* STORED ROWS
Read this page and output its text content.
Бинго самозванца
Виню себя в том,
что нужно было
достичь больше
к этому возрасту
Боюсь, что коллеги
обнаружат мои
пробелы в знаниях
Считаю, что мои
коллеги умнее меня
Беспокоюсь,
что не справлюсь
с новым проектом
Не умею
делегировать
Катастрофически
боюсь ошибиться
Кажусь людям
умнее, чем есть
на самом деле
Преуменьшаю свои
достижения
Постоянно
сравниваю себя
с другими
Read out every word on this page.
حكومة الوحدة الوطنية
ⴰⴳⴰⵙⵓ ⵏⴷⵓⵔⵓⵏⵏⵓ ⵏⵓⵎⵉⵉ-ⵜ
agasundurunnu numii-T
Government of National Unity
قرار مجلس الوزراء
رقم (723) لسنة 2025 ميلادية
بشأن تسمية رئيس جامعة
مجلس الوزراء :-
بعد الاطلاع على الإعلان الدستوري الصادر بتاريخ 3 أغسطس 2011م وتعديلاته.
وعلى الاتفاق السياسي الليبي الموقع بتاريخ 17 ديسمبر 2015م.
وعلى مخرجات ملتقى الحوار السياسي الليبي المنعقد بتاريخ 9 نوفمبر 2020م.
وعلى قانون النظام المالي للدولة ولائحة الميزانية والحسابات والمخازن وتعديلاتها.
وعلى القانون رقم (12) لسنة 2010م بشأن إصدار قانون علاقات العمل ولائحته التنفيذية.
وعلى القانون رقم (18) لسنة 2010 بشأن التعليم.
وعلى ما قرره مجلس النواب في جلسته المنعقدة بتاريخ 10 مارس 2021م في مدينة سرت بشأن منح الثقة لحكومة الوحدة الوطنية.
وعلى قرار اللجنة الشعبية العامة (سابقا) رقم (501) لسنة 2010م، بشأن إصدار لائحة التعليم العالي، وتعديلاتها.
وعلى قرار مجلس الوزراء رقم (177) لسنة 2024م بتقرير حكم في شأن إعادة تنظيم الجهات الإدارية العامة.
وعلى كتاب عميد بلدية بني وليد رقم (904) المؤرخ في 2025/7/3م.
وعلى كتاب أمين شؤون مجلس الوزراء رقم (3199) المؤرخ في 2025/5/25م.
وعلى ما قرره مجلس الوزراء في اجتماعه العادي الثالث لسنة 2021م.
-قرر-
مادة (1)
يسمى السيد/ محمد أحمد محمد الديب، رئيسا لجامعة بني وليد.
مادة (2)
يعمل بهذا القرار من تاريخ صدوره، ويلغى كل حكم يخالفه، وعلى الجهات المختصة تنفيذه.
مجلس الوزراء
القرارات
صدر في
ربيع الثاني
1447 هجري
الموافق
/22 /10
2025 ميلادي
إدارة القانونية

* THE EXERCISE
Give back the data above exactly as it appears.

* THE OUTPUT
Read this page and output its text content.
Бинго самозванца
Виню себя в том,
что нужно было
достичь больше
к этому возрасту
Боюсь, что коллеги
обнаружат мои
пробелы в знаниях
Считаю, что мои
коллеги умнее меня
Беспокоюсь,
что не справлюсь
с новым проектом
Не умею
делегировать
Катастрофически
боюсь ошибиться
Кажусь людям
умнее, чем есть
на самом деле
Преуменьшаю свои
достижения
Постоянно
сравниваю себя
с другими
Read out every word on this page.
حكومة الوحدة الوطنية
ⴰⴳⴰⵙⵓ ⵏⴷⵓⵔⵓⵏⵏⵓ ⵏⵓⵎⵉⵉ-ⵜ
agasundurunnu numii-T
Government of National Unity
قرار مجلس الوزراء
رقم (723) لسنة 2025 ميلادية
بشأن تسمية رئيس جامعة
مجلس الوزراء :-
بعد الاطلاع على الإعلان الدستوري الصادر بتاريخ 3 أغسطس 2011م وتعديلاته.
وعلى الاتفاق السياسي الليبي الموقع بتاريخ 17 ديسمبر 2015م.
وعلى مخرجات ملتقى الحوار السياسي الليبي المنعقد بتاريخ 9 نوفمبر 2020م.
وعلى قانون النظام المالي للدولة ولائحة الميزانية والحسابات والمخازن وتعديلاتها.
وعلى القانون رقم (12) لسنة 2010م بشأن إصدار قانون علاقات العمل ولائحته التنفيذية.
وعلى القانون رقم (18) لسنة 2010 بشأن التعليم.
وعلى ما قرره مجلس النواب في جلسته المنعقدة بتاريخ 10 مارس 2021م في مدينة سرت بشأن منح الثقة لحكومة الوحدة الوطنية.
وعلى قرار اللجنة الشعبية العامة (سابقا) رقم (501) لسنة 2010م، بشأن إصدار لائحة التعليم العالي، وتعديلاتها.
وعلى قرار مجلس الوزراء رقم (177) لسنة 2024م بتقرير حكم في شأن إعادة تنظيم الجهات الإدارية العامة.
وعلى كتاب عميد بلدية بني وليد رقم (904) المؤرخ في 2025/7/3م.
وعلى كتاب أمين شؤون مجلس الوزراء رقم (3199) المؤرخ في 2025/5/25م.
وعلى ما قرره مجلس الوزراء في اجتماعه العادي الثالث لسنة 2021م.
-قرر-
مادة (1)
يسمى السيد/ محمد أحمد محمد الديب، رئيسا لجامعة بني وليد.
مادة (2)
يعمل بهذا القرار من تاريخ صدوره، ويلغى كل حكم يخالفه، وعلى الجهات المختصة تنفيذه.
مجلس الوزراء
القرارات
صدر في
ربيع الثاني
1447 هجري
الموافق
/22 /10
2025 ميلادي
إدارة القانونية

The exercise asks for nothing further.